• **Text section**:

☆ ☆ ☆

Ah the elusive music dept. I finally nabbed some time from one of these fine individuals to shed some light some post sound I know the less about. Thanks so much to music editor and supervisor Jonathan Karp for taking time out of his schedule for this Q and A!

DS: First off, out of sheer ignorance, explain the role of a music editor?

JK: A music editor performs various tasks which include cutting temp music, taking and updating spotting notes (lists of all the cues and timings of the cues as they appear in the picture), preparing cue timing notes for the composer, performing click and other duties at scoring sessions, all while continually conforming the music through numerous picture changes. The music editor is the individual responsible for preparing and delivering the music throughout the mixing process.

DS: How did music editing in your career evolve with taking on the supervision role too? Does it change your dynamic with composers?

JK: It evolved naturally. I’ve been fortunate to have been involved creatively as well as technically in the majority of projects that I’ve worked on. Through increased involvement in the business and creative areas of the music, I’m able to have a clear idea of exactly what needs to be done to achieve a goal. It probably does change the dynamic with composers, but each film is so different with different collaborators, that it’s never the same each time out anyway.

☆ ☆ ☆

(Stored records)
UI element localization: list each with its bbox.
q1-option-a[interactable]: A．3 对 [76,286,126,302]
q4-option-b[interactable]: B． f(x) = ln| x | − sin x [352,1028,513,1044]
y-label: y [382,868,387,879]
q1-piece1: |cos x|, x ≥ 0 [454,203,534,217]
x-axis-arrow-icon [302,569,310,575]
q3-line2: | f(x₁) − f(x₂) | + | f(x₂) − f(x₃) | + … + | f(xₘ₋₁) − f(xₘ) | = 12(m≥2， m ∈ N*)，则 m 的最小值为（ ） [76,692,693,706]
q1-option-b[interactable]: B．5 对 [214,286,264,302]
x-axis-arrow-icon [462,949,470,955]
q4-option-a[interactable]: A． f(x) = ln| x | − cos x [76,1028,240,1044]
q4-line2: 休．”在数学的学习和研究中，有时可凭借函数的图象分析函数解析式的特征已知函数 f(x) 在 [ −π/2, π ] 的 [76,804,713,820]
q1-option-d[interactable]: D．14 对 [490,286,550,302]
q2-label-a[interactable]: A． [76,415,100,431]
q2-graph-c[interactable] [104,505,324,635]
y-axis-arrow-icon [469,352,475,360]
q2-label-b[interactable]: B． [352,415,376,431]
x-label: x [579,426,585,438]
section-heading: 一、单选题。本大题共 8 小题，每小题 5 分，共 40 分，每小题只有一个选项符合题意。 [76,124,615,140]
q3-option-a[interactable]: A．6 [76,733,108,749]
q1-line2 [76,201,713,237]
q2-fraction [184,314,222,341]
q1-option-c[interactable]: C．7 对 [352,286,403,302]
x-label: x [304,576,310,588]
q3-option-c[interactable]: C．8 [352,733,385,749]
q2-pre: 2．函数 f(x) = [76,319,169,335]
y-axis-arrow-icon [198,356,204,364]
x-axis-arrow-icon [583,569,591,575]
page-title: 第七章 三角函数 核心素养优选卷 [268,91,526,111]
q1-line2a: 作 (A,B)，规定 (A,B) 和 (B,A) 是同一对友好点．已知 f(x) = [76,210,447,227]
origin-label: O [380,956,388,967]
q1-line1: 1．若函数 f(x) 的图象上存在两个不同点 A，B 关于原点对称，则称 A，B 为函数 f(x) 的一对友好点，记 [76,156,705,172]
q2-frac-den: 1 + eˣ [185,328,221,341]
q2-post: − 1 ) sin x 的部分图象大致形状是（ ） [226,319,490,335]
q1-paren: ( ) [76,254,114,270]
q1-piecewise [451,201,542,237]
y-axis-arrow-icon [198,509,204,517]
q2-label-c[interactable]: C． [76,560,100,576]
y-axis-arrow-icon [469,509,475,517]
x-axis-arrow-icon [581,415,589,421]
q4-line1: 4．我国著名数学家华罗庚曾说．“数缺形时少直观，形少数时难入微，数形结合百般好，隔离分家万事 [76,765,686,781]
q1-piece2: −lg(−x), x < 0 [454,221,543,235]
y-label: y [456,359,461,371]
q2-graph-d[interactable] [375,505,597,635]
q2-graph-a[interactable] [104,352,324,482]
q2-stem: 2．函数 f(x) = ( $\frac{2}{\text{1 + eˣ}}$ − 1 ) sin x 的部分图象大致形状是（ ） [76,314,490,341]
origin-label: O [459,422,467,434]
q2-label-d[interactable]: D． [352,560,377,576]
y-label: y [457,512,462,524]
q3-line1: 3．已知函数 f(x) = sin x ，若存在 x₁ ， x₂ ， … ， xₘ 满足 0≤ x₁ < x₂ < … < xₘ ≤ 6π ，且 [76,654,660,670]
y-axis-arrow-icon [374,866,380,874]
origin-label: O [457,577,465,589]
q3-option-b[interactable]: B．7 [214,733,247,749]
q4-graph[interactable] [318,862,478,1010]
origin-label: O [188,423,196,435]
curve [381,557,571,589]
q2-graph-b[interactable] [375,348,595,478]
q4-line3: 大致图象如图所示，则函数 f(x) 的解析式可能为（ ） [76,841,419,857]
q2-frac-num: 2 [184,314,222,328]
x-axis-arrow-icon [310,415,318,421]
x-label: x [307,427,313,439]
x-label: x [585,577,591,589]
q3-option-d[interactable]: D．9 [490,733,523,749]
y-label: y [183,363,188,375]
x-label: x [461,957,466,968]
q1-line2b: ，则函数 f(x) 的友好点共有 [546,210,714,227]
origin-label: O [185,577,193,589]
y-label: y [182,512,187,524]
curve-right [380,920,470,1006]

☆ ☆ ☆

• **Problems to solve**:
[A] Could you update the stored records from their first line through the line containing "q1-piece1: |cos x|, x ≥ 0 [454,203,534,217]", both included, by replacing "bbox" with "bounding box" and leaving everything else unchanged, then give back only those lines?
[B] Can you continue the interview with music editor Jonathan Karp from the point where it stops?

• **Responses for each task**:
[A]
UI element localization: list each with its bounding box.
q1-option-a[interactable]: A．3 对 [76,286,126,302]
q4-option-b[interactable]: B． f(x) = ln| x | − sin x [352,1028,513,1044]
y-label: y [382,868,387,879]
q1-piece1: |cos x|, x ≥ 0 [454,203,534,217]

[B]
DS: What thematic role did the filmmakers on “Forgetting Sarah Marshall” want out the music dept?

JK: At the beginning of the music process, the main focus was the production of the various songs that Russell Brand and Jason Segel sing in the movie, hiring a Luau band and preparing those recordings, and last but not least, production of ‘A Taste For Love,’ the Dracula musical that appears in the film. The tone of the movie was clear from Jason Segel’s script and table reads, so there was never much discussion about that aspect of our approach.

DS: You’ve worked with Apatow for a while now. How has your working dynamic with him changed since “Freaks and Geeks”?

JK: Well, having collaborated on a good number of films at this point, we sort of have a shorthand together in our working methods. We also tend to be on the same page in our view of what the music should be like for each particular picture.

DS: With music featured so prominently in his films as well, what is it like to work with PT Anderson?

JK: Paul knows what he wants and when he has found it. Being a part of the teams that helped him put together the music for “Magnolia” and “Punch Drunk Love” was full of amazing experiences.

DS: You started out in sound effects editorial, what prompted you to transition to the music dept?

JK: Music has always been my strongest interest and I quickly moved towards that aspect of post production after a short learning process as a sound effects editor. Sound effects editing proved to be a good way to get a handle on the technicalities of preparing sound for a feature film, and getting my start in the business.

DS: What was your first gig like?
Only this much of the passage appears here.